REQUIREMENT: Quote the data below in full, minus the images.

AVAILABLE RECORDS:

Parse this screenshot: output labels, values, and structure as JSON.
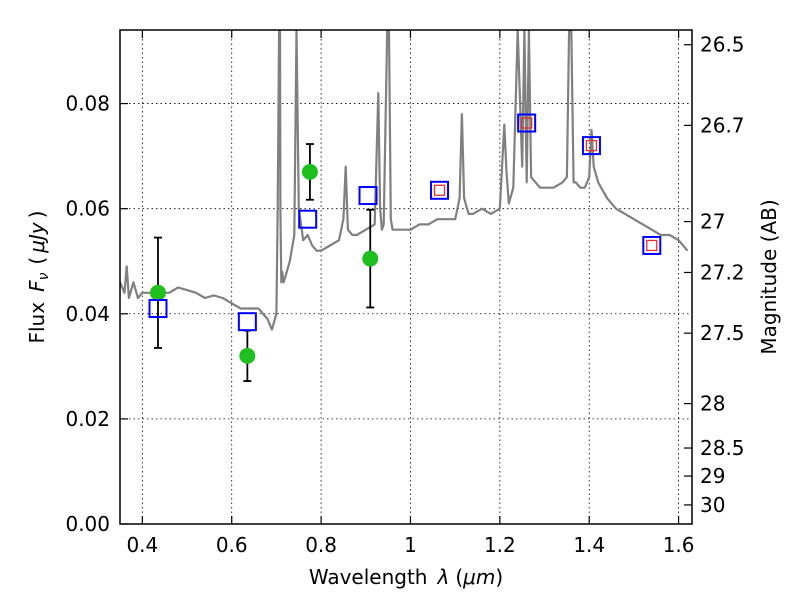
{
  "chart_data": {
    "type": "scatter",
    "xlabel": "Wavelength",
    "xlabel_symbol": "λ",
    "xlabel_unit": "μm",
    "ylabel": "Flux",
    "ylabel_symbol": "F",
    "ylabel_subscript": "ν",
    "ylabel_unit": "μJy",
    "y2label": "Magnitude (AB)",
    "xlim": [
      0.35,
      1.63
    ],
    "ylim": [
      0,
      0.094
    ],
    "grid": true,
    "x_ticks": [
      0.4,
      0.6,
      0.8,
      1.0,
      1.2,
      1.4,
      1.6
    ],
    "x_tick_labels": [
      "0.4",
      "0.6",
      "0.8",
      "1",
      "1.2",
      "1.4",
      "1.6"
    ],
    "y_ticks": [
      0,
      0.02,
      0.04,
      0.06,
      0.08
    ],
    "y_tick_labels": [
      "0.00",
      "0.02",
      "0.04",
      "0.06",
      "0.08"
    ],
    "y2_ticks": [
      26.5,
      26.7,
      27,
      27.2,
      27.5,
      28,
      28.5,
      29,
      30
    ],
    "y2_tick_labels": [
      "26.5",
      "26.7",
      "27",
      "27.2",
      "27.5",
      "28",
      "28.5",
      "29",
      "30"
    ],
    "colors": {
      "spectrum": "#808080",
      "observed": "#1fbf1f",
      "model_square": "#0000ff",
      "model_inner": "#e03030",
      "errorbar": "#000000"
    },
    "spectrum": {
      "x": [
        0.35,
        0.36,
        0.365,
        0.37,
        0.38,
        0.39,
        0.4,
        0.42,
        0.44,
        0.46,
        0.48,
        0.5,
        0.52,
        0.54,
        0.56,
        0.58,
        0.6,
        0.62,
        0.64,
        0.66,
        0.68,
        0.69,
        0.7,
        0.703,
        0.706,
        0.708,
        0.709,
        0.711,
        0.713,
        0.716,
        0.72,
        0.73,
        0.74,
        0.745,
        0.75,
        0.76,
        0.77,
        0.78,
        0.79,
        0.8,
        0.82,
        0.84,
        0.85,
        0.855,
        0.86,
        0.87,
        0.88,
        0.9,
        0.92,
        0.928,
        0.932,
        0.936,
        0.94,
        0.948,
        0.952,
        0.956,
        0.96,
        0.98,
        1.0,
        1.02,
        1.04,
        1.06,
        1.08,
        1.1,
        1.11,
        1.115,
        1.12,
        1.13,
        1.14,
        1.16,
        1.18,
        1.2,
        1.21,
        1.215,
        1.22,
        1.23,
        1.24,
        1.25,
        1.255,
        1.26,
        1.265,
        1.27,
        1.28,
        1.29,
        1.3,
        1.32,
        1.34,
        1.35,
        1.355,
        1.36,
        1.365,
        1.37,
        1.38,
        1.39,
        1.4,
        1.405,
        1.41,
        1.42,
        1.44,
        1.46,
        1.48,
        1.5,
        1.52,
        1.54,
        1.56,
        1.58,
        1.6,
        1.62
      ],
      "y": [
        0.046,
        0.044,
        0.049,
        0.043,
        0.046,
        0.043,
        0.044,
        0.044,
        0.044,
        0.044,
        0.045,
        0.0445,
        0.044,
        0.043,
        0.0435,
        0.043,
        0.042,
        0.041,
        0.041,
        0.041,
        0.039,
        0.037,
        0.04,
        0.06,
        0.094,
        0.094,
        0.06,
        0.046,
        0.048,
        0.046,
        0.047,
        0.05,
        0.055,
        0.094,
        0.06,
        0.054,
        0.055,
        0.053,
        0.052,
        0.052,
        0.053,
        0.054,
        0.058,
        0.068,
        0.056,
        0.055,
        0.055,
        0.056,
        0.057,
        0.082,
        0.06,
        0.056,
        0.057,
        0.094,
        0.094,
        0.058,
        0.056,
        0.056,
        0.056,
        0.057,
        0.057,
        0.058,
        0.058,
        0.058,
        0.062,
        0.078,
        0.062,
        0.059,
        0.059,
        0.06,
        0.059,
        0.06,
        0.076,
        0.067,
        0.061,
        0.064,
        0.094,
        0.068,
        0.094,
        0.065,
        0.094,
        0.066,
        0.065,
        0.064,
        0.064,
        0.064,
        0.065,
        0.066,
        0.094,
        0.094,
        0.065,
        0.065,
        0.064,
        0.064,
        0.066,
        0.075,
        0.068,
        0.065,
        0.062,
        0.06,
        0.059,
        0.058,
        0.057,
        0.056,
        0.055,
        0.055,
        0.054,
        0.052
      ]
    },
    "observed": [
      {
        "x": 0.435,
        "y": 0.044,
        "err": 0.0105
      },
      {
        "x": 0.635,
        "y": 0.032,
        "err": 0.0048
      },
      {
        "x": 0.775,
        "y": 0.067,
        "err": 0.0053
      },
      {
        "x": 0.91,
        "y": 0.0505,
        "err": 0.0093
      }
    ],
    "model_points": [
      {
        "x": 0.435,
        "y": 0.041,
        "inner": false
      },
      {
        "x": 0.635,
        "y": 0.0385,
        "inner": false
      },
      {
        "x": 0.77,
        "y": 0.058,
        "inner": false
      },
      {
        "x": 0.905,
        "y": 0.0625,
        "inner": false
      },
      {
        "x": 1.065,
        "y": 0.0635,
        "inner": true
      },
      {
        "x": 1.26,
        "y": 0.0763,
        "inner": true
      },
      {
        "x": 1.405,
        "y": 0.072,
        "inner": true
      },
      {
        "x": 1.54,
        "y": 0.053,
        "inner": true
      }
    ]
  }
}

RESPONSE TO THIS TASK:
Parse this screenshot: output labels, values, and structure as JSON.
{
  "chart_data": {
    "type": "scatter",
    "xlabel": "Wavelength",
    "xlabel_symbol": "λ",
    "xlabel_unit": "μm",
    "ylabel": "Flux",
    "ylabel_symbol": "F",
    "ylabel_subscript": "ν",
    "ylabel_unit": "μJy",
    "y2label": "Magnitude (AB)",
    "xlim": [
      0.35,
      1.63
    ],
    "ylim": [
      0,
      0.094
    ],
    "grid": true,
    "x_ticks": [
      0.4,
      0.6,
      0.8,
      1.0,
      1.2,
      1.4,
      1.6
    ],
    "x_tick_labels": [
      "0.4",
      "0.6",
      "0.8",
      "1",
      "1.2",
      "1.4",
      "1.6"
    ],
    "y_ticks": [
      0,
      0.02,
      0.04,
      0.06,
      0.08
    ],
    "y_tick_labels": [
      "0.00",
      "0.02",
      "0.04",
      "0.06",
      "0.08"
    ],
    "y2_ticks": [
      26.5,
      26.7,
      27,
      27.2,
      27.5,
      28,
      28.5,
      29,
      30
    ],
    "y2_tick_labels": [
      "26.5",
      "26.7",
      "27",
      "27.2",
      "27.5",
      "28",
      "28.5",
      "29",
      "30"
    ],
    "colors": {
      "spectrum": "#808080",
      "observed": "#1fbf1f",
      "model_square": "#0000ff",
      "model_inner": "#e03030",
      "errorbar": "#000000"
    },
    "spectrum": {
      "x": [
        0.35,
        0.36,
        0.365,
        0.37,
        0.38,
        0.39,
        0.4,
        0.42,
        0.44,
        0.46,
        0.48,
        0.5,
        0.52,
        0.54,
        0.56,
        0.58,
        0.6,
        0.62,
        0.64,
        0.66,
        0.68,
        0.69,
        0.7,
        0.703,
        0.706,
        0.708,
        0.709,
        0.711,
        0.713,
        0.716,
        0.72,
        0.73,
        0.74,
        0.745,
        0.75,
        0.76,
        0.77,
        0.78,
        0.79,
        0.8,
        0.82,
        0.84,
        0.85,
        0.855,
        0.86,
        0.87,
        0.88,
        0.9,
        0.92,
        0.928,
        0.932,
        0.936,
        0.94,
        0.948,
        0.952,
        0.956,
        0.96,
        0.98,
        1.0,
        1.02,
        1.04,
        1.06,
        1.08,
        1.1,
        1.11,
        1.115,
        1.12,
        1.13,
        1.14,
        1.16,
        1.18,
        1.2,
        1.21,
        1.215,
        1.22,
        1.23,
        1.24,
        1.25,
        1.255,
        1.26,
        1.265,
        1.27,
        1.28,
        1.29,
        1.3,
        1.32,
        1.34,
        1.35,
        1.355,
        1.36,
        1.365,
        1.37,
        1.38,
        1.39,
        1.4,
        1.405,
        1.41,
        1.42,
        1.44,
        1.46,
        1.48,
        1.5,
        1.52,
        1.54,
        1.56,
        1.58,
        1.6,
        1.62
      ],
      "y": [
        0.046,
        0.044,
        0.049,
        0.043,
        0.046,
        0.043,
        0.044,
        0.044,
        0.044,
        0.044,
        0.045,
        0.0445,
        0.044,
        0.043,
        0.0435,
        0.043,
        0.042,
        0.041,
        0.041,
        0.041,
        0.039,
        0.037,
        0.04,
        0.06,
        0.094,
        0.094,
        0.06,
        0.046,
        0.048,
        0.046,
        0.047,
        0.05,
        0.055,
        0.094,
        0.06,
        0.054,
        0.055,
        0.053,
        0.052,
        0.052,
        0.053,
        0.054,
        0.058,
        0.068,
        0.056,
        0.055,
        0.055,
        0.056,
        0.057,
        0.082,
        0.06,
        0.056,
        0.057,
        0.094,
        0.094,
        0.058,
        0.056,
        0.056,
        0.056,
        0.057,
        0.057,
        0.058,
        0.058,
        0.058,
        0.062,
        0.078,
        0.062,
        0.059,
        0.059,
        0.06,
        0.059,
        0.06,
        0.076,
        0.067,
        0.061,
        0.064,
        0.094,
        0.068,
        0.094,
        0.065,
        0.094,
        0.066,
        0.065,
        0.064,
        0.064,
        0.064,
        0.065,
        0.066,
        0.094,
        0.094,
        0.065,
        0.065,
        0.064,
        0.064,
        0.066,
        0.075,
        0.068,
        0.065,
        0.062,
        0.06,
        0.059,
        0.058,
        0.057,
        0.056,
        0.055,
        0.055,
        0.054,
        0.052
      ]
    },
    "observed": [
      {
        "x": 0.435,
        "y": 0.044,
        "err": 0.0105
      },
      {
        "x": 0.635,
        "y": 0.032,
        "err": 0.0048
      },
      {
        "x": 0.775,
        "y": 0.067,
        "err": 0.0053
      },
      {
        "x": 0.91,
        "y": 0.0505,
        "err": 0.0093
      }
    ],
    "model_points": [
      {
        "x": 0.435,
        "y": 0.041,
        "inner": false
      },
      {
        "x": 0.635,
        "y": 0.0385,
        "inner": false
      },
      {
        "x": 0.77,
        "y": 0.058,
        "inner": false
      },
      {
        "x": 0.905,
        "y": 0.0625,
        "inner": false
      },
      {
        "x": 1.065,
        "y": 0.0635,
        "inner": true
      },
      {
        "x": 1.26,
        "y": 0.0763,
        "inner": true
      },
      {
        "x": 1.405,
        "y": 0.072,
        "inner": true
      },
      {
        "x": 1.54,
        "y": 0.053,
        "inner": true
      }
    ]
  }
}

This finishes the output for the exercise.